• _A block of data_
◆ ◆ ◆ ◆ ◆ ◆ ◆
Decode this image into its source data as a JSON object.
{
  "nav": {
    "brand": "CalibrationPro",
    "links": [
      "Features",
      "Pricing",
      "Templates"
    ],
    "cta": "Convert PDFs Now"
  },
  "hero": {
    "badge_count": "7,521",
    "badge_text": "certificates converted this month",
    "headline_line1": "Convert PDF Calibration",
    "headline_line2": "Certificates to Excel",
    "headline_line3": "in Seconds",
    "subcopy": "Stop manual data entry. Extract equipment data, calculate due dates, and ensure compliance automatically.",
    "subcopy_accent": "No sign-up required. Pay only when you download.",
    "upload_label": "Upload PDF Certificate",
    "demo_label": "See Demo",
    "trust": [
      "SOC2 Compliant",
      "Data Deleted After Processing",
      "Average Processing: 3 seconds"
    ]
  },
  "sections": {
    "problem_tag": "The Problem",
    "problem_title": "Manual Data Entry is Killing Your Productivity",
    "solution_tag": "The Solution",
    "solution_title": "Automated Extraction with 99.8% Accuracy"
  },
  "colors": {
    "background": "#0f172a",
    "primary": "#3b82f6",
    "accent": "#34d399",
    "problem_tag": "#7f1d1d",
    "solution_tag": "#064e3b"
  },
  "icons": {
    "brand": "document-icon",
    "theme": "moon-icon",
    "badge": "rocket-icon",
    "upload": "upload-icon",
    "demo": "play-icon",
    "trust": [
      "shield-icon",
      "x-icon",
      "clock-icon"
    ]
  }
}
◆ ◆ ◆ ◆ ◆ ◆ ◆
• _Work to complete_
Give back all the data exactly as written.

• _Expected answer_
Decode this image into its source data as a JSON object.
{
  "nav": {
    "brand": "CalibrationPro",
    "links": [
      "Features",
      "Pricing",
      "Templates"
    ],
    "cta": "Convert PDFs Now"
  },
  "hero": {
    "badge_count": "7,521",
    "badge_text": "certificates converted this month",
    "headline_line1": "Convert PDF Calibration",
    "headline_line2": "Certificates to Excel",
    "headline_line3": "in Seconds",
    "subcopy": "Stop manual data entry. Extract equipment data, calculate due dates, and ensure compliance automatically.",
    "subcopy_accent": "No sign-up required. Pay only when you download.",
    "upload_label": "Upload PDF Certificate",
    "demo_label": "See Demo",
    "trust": [
      "SOC2 Compliant",
      "Data Deleted After Processing",
      "Average Processing: 3 seconds"
    ]
  },
  "sections": {
    "problem_tag": "The Problem",
    "problem_title": "Manual Data Entry is Killing Your Productivity",
    "solution_tag": "The Solution",
    "solution_title": "Automated Extraction with 99.8% Accuracy"
  },
  "colors": {
    "background": "#0f172a",
    "primary": "#3b82f6",
    "accent": "#34d399",
    "problem_tag": "#7f1d1d",
    "solution_tag": "#064e3b"
  },
  "icons": {
    "brand": "document-icon",
    "theme": "moon-icon",
    "badge": "rocket-icon",
    "upload": "upload-icon",
    "demo": "play-icon",
    "trust": [
      "shield-icon",
      "x-icon",
      "clock-icon"
    ]
  }
}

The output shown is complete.